(GIVEN EXERCISE)
A faithful transcription of all the data is required.

(DATA ENTRIES)
────────

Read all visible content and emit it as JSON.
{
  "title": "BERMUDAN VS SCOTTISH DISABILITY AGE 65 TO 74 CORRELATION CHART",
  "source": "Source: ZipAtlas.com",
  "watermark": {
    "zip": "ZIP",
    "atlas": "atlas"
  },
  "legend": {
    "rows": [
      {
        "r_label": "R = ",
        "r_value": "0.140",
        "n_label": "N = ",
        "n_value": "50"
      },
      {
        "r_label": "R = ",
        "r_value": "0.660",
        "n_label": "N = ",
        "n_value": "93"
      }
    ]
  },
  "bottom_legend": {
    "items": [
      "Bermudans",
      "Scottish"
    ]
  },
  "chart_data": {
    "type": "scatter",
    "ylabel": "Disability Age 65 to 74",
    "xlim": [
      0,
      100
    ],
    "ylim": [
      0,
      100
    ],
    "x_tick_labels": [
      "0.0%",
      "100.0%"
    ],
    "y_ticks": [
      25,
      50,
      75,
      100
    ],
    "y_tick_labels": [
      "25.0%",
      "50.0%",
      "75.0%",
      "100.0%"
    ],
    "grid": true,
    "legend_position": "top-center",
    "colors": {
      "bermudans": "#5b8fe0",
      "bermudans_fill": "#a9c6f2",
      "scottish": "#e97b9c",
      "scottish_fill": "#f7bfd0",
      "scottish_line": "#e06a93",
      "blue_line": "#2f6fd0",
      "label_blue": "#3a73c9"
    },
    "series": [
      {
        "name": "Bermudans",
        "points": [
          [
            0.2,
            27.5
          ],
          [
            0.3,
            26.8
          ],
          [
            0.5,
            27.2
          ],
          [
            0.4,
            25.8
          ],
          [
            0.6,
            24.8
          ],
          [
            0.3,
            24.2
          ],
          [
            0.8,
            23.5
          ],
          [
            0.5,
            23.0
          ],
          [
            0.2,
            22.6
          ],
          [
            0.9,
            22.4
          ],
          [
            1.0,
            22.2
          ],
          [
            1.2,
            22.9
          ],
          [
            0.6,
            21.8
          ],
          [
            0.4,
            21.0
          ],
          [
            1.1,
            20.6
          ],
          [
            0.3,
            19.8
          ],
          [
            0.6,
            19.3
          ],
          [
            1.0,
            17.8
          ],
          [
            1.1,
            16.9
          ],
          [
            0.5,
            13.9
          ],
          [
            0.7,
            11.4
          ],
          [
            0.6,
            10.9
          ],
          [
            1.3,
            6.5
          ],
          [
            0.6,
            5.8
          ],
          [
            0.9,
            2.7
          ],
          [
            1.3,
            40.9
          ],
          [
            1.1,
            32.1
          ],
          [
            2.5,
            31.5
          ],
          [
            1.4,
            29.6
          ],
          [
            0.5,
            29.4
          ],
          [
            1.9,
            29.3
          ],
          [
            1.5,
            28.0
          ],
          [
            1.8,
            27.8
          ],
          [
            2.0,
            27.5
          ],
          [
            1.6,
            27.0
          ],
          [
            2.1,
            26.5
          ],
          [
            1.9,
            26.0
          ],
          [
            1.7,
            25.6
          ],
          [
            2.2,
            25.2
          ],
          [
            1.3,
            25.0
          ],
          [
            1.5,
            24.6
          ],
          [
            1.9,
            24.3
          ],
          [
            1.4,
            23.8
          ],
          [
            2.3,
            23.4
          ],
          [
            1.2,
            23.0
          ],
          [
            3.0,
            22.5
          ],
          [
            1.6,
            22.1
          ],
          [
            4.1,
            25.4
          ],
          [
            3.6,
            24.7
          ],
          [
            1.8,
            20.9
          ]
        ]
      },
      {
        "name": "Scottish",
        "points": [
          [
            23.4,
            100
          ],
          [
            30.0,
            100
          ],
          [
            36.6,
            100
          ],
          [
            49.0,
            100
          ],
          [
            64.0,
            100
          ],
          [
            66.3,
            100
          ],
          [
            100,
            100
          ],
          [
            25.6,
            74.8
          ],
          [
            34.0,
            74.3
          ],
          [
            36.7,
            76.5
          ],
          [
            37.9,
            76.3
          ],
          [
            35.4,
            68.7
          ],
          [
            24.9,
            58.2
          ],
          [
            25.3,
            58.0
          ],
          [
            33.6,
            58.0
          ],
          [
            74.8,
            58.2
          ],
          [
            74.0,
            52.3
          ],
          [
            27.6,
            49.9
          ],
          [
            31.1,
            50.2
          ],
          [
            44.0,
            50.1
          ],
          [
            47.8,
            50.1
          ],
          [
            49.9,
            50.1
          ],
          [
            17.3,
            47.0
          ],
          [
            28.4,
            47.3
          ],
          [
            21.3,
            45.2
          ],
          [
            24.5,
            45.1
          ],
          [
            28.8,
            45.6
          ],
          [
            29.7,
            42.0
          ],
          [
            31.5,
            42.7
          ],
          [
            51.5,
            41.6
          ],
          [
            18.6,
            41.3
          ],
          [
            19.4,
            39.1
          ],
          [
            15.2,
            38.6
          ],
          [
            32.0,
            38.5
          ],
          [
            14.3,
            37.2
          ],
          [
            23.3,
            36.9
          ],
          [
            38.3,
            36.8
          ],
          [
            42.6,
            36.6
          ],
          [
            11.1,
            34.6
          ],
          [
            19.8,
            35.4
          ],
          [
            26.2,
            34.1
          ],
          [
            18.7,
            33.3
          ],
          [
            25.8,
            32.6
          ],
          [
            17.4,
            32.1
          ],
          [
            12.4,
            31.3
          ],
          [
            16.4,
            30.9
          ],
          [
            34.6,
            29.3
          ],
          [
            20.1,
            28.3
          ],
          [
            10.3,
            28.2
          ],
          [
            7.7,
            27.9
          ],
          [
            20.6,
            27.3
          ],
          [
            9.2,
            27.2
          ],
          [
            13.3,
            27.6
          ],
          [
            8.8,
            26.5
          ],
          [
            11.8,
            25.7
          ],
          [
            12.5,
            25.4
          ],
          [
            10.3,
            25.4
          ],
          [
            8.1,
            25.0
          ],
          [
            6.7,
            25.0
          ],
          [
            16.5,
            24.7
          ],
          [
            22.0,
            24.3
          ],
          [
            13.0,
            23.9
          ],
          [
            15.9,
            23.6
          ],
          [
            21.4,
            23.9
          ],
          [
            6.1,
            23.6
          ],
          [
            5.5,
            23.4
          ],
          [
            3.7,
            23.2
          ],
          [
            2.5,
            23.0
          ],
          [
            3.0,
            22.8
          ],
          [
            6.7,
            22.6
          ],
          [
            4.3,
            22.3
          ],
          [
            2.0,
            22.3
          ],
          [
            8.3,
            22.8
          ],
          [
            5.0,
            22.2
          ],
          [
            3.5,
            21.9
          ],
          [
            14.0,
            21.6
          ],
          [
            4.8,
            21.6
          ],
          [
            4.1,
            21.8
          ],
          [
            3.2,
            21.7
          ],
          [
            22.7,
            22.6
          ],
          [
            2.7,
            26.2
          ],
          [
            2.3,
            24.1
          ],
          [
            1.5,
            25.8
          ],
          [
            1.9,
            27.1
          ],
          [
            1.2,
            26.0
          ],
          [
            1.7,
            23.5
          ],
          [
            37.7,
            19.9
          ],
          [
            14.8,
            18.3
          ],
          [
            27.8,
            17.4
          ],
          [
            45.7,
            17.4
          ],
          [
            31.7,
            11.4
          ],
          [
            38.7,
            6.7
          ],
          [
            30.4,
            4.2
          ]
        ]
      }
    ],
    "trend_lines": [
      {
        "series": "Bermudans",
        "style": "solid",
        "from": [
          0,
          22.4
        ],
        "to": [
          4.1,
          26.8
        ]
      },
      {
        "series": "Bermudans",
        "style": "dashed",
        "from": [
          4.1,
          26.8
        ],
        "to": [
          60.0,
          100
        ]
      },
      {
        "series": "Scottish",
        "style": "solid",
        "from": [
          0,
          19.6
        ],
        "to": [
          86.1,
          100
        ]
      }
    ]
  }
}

────────

(TASK ANSWER)
Read all visible content and emit it as JSON.
{
  "title": "BERMUDAN VS SCOTTISH DISABILITY AGE 65 TO 74 CORRELATION CHART",
  "source": "Source: ZipAtlas.com",
  "watermark": {
    "zip": "ZIP",
    "atlas": "atlas"
  },
  "legend": {
    "rows": [
      {
        "r_label": "R = ",
        "r_value": "0.140",
        "n_label": "N = ",
        "n_value": "50"
      },
      {
        "r_label": "R = ",
        "r_value": "0.660",
        "n_label": "N = ",
        "n_value": "93"
      }
    ]
  },
  "bottom_legend": {
    "items": [
      "Bermudans",
      "Scottish"
    ]
  },
  "chart_data": {
    "type": "scatter",
    "ylabel": "Disability Age 65 to 74",
    "xlim": [
      0,
      100
    ],
    "ylim": [
      0,
      100
    ],
    "x_tick_labels": [
      "0.0%",
      "100.0%"
    ],
    "y_ticks": [
      25,
      50,
      75,
      100
    ],
    "y_tick_labels": [
      "25.0%",
      "50.0%",
      "75.0%",
      "100.0%"
    ],
    "grid": true,
    "legend_position": "top-center",
    "colors": {
      "bermudans": "#5b8fe0",
      "bermudans_fill": "#a9c6f2",
      "scottish": "#e97b9c",
      "scottish_fill": "#f7bfd0",
      "scottish_line": "#e06a93",
      "blue_line": "#2f6fd0",
      "label_blue": "#3a73c9"
    },
    "series": [
      {
        "name": "Bermudans",
        "points": [
          [
            0.2,
            27.5
          ],
          [
            0.3,
            26.8
          ],
          [
            0.5,
            27.2
          ],
          [
            0.4,
            25.8
          ],
          [
            0.6,
            24.8
          ],
          [
            0.3,
            24.2
          ],
          [
            0.8,
            23.5
          ],
          [
            0.5,
            23.0
          ],
          [
            0.2,
            22.6
          ],
          [
            0.9,
            22.4
          ],
          [
            1.0,
            22.2
          ],
          [
            1.2,
            22.9
          ],
          [
            0.6,
            21.8
          ],
          [
            0.4,
            21.0
          ],
          [
            1.1,
            20.6
          ],
          [
            0.3,
            19.8
          ],
          [
            0.6,
            19.3
          ],
          [
            1.0,
            17.8
          ],
          [
            1.1,
            16.9
          ],
          [
            0.5,
            13.9
          ],
          [
            0.7,
            11.4
          ],
          [
            0.6,
            10.9
          ],
          [
            1.3,
            6.5
          ],
          [
            0.6,
            5.8
          ],
          [
            0.9,
            2.7
          ],
          [
            1.3,
            40.9
          ],
          [
            1.1,
            32.1
          ],
          [
            2.5,
            31.5
          ],
          [
            1.4,
            29.6
          ],
          [
            0.5,
            29.4
          ],
          [
            1.9,
            29.3
          ],
          [
            1.5,
            28.0
          ],
          [
            1.8,
            27.8
          ],
          [
            2.0,
            27.5
          ],
          [
            1.6,
            27.0
          ],
          [
            2.1,
            26.5
          ],
          [
            1.9,
            26.0
          ],
          [
            1.7,
            25.6
          ],
          [
            2.2,
            25.2
          ],
          [
            1.3,
            25.0
          ],
          [
            1.5,
            24.6
          ],
          [
            1.9,
            24.3
          ],
          [
            1.4,
            23.8
          ],
          [
            2.3,
            23.4
          ],
          [
            1.2,
            23.0
          ],
          [
            3.0,
            22.5
          ],
          [
            1.6,
            22.1
          ],
          [
            4.1,
            25.4
          ],
          [
            3.6,
            24.7
          ],
          [
            1.8,
            20.9
          ]
        ]
      },
      {
        "name": "Scottish",
        "points": [
          [
            23.4,
            100
          ],
          [
            30.0,
            100
          ],
          [
            36.6,
            100
          ],
          [
            49.0,
            100
          ],
          [
            64.0,
            100
          ],
          [
            66.3,
            100
          ],
          [
            100,
            100
          ],
          [
            25.6,
            74.8
          ],
          [
            34.0,
            74.3
          ],
          [
            36.7,
            76.5
          ],
          [
            37.9,
            76.3
          ],
          [
            35.4,
            68.7
          ],
          [
            24.9,
            58.2
          ],
          [
            25.3,
            58.0
          ],
          [
            33.6,
            58.0
          ],
          [
            74.8,
            58.2
          ],
          [
            74.0,
            52.3
          ],
          [
            27.6,
            49.9
          ],
          [
            31.1,
            50.2
          ],
          [
            44.0,
            50.1
          ],
          [
            47.8,
            50.1
          ],
          [
            49.9,
            50.1
          ],
          [
            17.3,
            47.0
          ],
          [
            28.4,
            47.3
          ],
          [
            21.3,
            45.2
          ],
          [
            24.5,
            45.1
          ],
          [
            28.8,
            45.6
          ],
          [
            29.7,
            42.0
          ],
          [
            31.5,
            42.7
          ],
          [
            51.5,
            41.6
          ],
          [
            18.6,
            41.3
          ],
          [
            19.4,
            39.1
          ],
          [
            15.2,
            38.6
          ],
          [
            32.0,
            38.5
          ],
          [
            14.3,
            37.2
          ],
          [
            23.3,
            36.9
          ],
          [
            38.3,
            36.8
          ],
          [
            42.6,
            36.6
          ],
          [
            11.1,
            34.6
          ],
          [
            19.8,
            35.4
          ],
          [
            26.2,
            34.1
          ],
          [
            18.7,
            33.3
          ],
          [
            25.8,
            32.6
          ],
          [
            17.4,
            32.1
          ],
          [
            12.4,
            31.3
          ],
          [
            16.4,
            30.9
          ],
          [
            34.6,
            29.3
          ],
          [
            20.1,
            28.3
          ],
          [
            10.3,
            28.2
          ],
          [
            7.7,
            27.9
          ],
          [
            20.6,
            27.3
          ],
          [
            9.2,
            27.2
          ],
          [
            13.3,
            27.6
          ],
          [
            8.8,
            26.5
          ],
          [
            11.8,
            25.7
          ],
          [
            12.5,
            25.4
          ],
          [
            10.3,
            25.4
          ],
          [
            8.1,
            25.0
          ],
          [
            6.7,
            25.0
          ],
          [
            16.5,
            24.7
          ],
          [
            22.0,
            24.3
          ],
          [
            13.0,
            23.9
          ],
          [
            15.9,
            23.6
          ],
          [
            21.4,
            23.9
          ],
          [
            6.1,
            23.6
          ],
          [
            5.5,
            23.4
          ],
          [
            3.7,
            23.2
          ],
          [
            2.5,
            23.0
          ],
          [
            3.0,
            22.8
          ],
          [
            6.7,
            22.6
          ],
          [
            4.3,
            22.3
          ],
          [
            2.0,
            22.3
          ],
          [
            8.3,
            22.8
          ],
          [
            5.0,
            22.2
          ],
          [
            3.5,
            21.9
          ],
          [
            14.0,
            21.6
          ],
          [
            4.8,
            21.6
          ],
          [
            4.1,
            21.8
          ],
          [
            3.2,
            21.7
          ],
          [
            22.7,
            22.6
          ],
          [
            2.7,
            26.2
          ],
          [
            2.3,
            24.1
          ],
          [
            1.5,
            25.8
          ],
          [
            1.9,
            27.1
          ],
          [
            1.2,
            26.0
          ],
          [
            1.7,
            23.5
          ],
          [
            37.7,
            19.9
          ],
          [
            14.8,
            18.3
          ],
          [
            27.8,
            17.4
          ],
          [
            45.7,
            17.4
          ],
          [
            31.7,
            11.4
          ],
          [
            38.7,
            6.7
          ],
          [
            30.4,
            4.2
          ]
        ]
      }
    ],
    "trend_lines": [
      {
        "series": "Bermudans",
        "style": "solid",
        "from": [
          0,
          22.4
        ],
        "to": [
          4.1,
          26.8
        ]
      },
      {
        "series": "Bermudans",
        "style": "dashed",
        "from": [
          4.1,
          26.8
        ],
        "to": [
          60.0,
          100
        ]
      },
      {
        "series": "Scottish",
        "style": "solid",
        "from": [
          0,
          19.6
        ],
        "to": [
          86.1,
          100
        ]
      }
    ]
  }
}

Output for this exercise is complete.